## start Data section

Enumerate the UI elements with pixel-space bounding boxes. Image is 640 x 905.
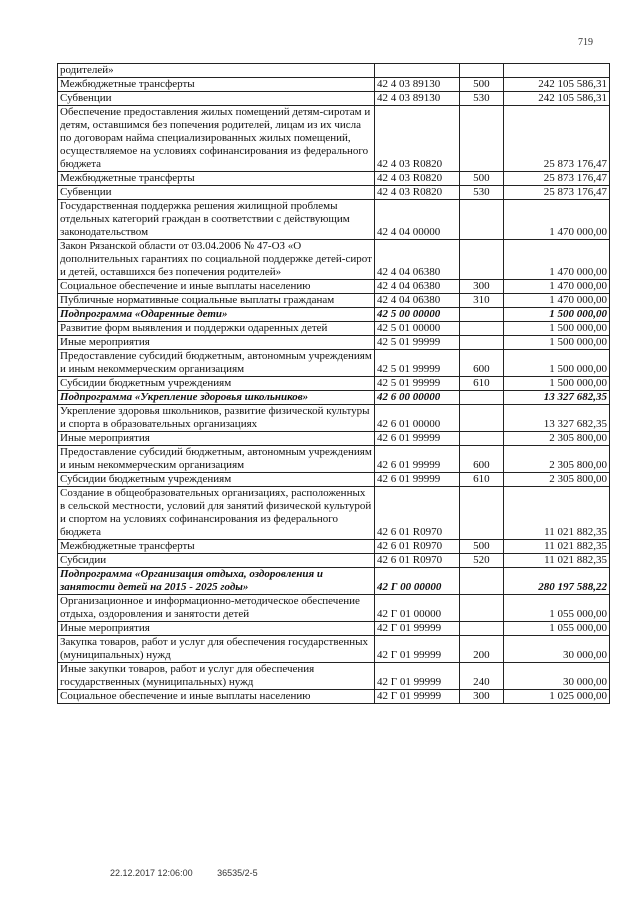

## end Data section
## start Data section

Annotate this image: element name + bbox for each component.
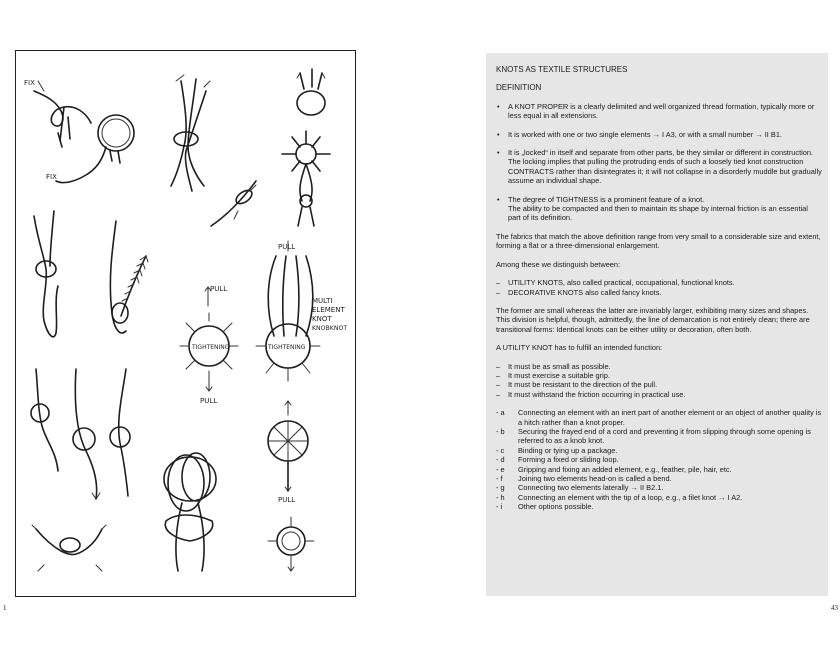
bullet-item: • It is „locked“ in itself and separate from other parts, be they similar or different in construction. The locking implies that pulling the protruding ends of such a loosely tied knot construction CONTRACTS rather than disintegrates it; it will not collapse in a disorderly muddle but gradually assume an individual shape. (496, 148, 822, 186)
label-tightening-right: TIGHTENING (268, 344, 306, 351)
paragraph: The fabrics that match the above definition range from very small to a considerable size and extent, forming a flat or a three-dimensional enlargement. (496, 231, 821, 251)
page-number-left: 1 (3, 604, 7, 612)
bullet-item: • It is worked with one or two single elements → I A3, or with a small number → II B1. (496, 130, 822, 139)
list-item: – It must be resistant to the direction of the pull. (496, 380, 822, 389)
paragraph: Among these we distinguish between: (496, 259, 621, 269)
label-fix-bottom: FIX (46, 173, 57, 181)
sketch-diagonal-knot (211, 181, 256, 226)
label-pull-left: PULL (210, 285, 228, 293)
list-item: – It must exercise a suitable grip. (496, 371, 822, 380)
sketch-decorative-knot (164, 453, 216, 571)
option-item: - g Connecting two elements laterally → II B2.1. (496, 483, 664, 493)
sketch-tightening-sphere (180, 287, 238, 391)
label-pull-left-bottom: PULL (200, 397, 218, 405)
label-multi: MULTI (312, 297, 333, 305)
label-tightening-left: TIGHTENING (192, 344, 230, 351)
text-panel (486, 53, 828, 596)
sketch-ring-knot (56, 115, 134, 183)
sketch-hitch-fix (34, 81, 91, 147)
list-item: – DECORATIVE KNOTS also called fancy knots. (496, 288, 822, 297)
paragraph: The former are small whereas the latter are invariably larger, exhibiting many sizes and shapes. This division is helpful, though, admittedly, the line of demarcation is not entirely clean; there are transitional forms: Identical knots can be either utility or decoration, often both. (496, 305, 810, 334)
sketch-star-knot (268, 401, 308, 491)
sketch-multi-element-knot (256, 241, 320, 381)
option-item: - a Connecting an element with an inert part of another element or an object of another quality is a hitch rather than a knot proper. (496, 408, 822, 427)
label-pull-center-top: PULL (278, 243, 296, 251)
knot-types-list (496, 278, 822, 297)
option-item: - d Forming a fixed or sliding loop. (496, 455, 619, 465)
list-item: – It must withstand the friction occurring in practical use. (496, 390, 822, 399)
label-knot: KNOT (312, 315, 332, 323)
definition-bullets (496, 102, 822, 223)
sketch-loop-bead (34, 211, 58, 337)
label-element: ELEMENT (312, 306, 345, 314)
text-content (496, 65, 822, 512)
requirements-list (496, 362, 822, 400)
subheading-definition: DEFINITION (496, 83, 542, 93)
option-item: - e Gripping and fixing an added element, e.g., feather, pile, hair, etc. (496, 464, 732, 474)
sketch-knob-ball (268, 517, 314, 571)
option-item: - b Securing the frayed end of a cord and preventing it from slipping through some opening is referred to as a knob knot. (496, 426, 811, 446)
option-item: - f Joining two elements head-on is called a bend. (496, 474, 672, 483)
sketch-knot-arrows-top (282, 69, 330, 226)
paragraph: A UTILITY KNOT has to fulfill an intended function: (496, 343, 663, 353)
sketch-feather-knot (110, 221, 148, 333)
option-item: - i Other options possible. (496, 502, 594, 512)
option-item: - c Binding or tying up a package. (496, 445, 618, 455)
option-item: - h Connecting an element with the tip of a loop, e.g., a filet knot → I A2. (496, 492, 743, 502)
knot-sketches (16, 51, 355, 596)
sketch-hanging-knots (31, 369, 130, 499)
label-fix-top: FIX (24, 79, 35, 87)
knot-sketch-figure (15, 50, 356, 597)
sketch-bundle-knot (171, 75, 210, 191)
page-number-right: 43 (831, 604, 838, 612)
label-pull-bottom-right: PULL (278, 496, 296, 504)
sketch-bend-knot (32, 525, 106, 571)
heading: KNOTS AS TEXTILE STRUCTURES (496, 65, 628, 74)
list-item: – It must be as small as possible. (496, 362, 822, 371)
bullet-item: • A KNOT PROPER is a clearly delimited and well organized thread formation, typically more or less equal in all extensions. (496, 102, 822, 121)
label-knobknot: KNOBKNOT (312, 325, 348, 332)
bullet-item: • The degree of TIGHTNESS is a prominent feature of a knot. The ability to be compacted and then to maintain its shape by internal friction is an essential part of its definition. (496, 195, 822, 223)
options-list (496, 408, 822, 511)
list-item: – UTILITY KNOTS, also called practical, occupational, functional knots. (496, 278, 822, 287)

## end Data section

▶ [Required work]: Rename "grip" to "hold" in the part of the material that opens with the line containing "Annotate this image: element" and closes with the line containing "sketch-hitch-fix (34, 81, 91, 147)", changing nothing else. Return only those lines, leaving out the pictures.

▶ [Written solution]:
Annotate this image: element name + bbox for each component.
bullet-item: • It is „locked“ in itself and separate from other parts, be they similar or different in construction. The locking implies that pulling the protruding ends of such a loosely tied knot construction CONTRACTS rather than disintegrates it; it will not collapse in a disorderly muddle but gradually assume an individual shape. (496, 148, 822, 186)
label-tightening-right: TIGHTENING (268, 344, 306, 351)
paragraph: The fabrics that match the above definition range from very small to a considerable size and extent, forming a flat or a three-dimensional enlargement. (496, 231, 821, 251)
page-number-left: 1 (3, 604, 7, 612)
bullet-item: • It is worked with one or two single elements → I A3, or with a small number → II B1. (496, 130, 822, 139)
list-item: – It must be resistant to the direction of the pull. (496, 380, 822, 389)
paragraph: Among these we distinguish between: (496, 259, 621, 269)
label-fix-bottom: FIX (46, 173, 57, 181)
sketch-diagonal-knot (211, 181, 256, 226)
label-pull-left: PULL (210, 285, 228, 293)
list-item: – It must exercise a suitable hold. (496, 371, 822, 380)
sketch-decorative-knot (164, 453, 216, 571)
option-item: - g Connecting two elements laterally → II B2.1. (496, 483, 664, 493)
sketch-tightening-sphere (180, 287, 238, 391)
label-pull-left-bottom: PULL (200, 397, 218, 405)
label-multi: MULTI (312, 297, 333, 305)
label-tightening-left: TIGHTENING (192, 344, 230, 351)
text-panel (486, 53, 828, 596)
sketch-ring-knot (56, 115, 134, 183)
sketch-hitch-fix (34, 81, 91, 147)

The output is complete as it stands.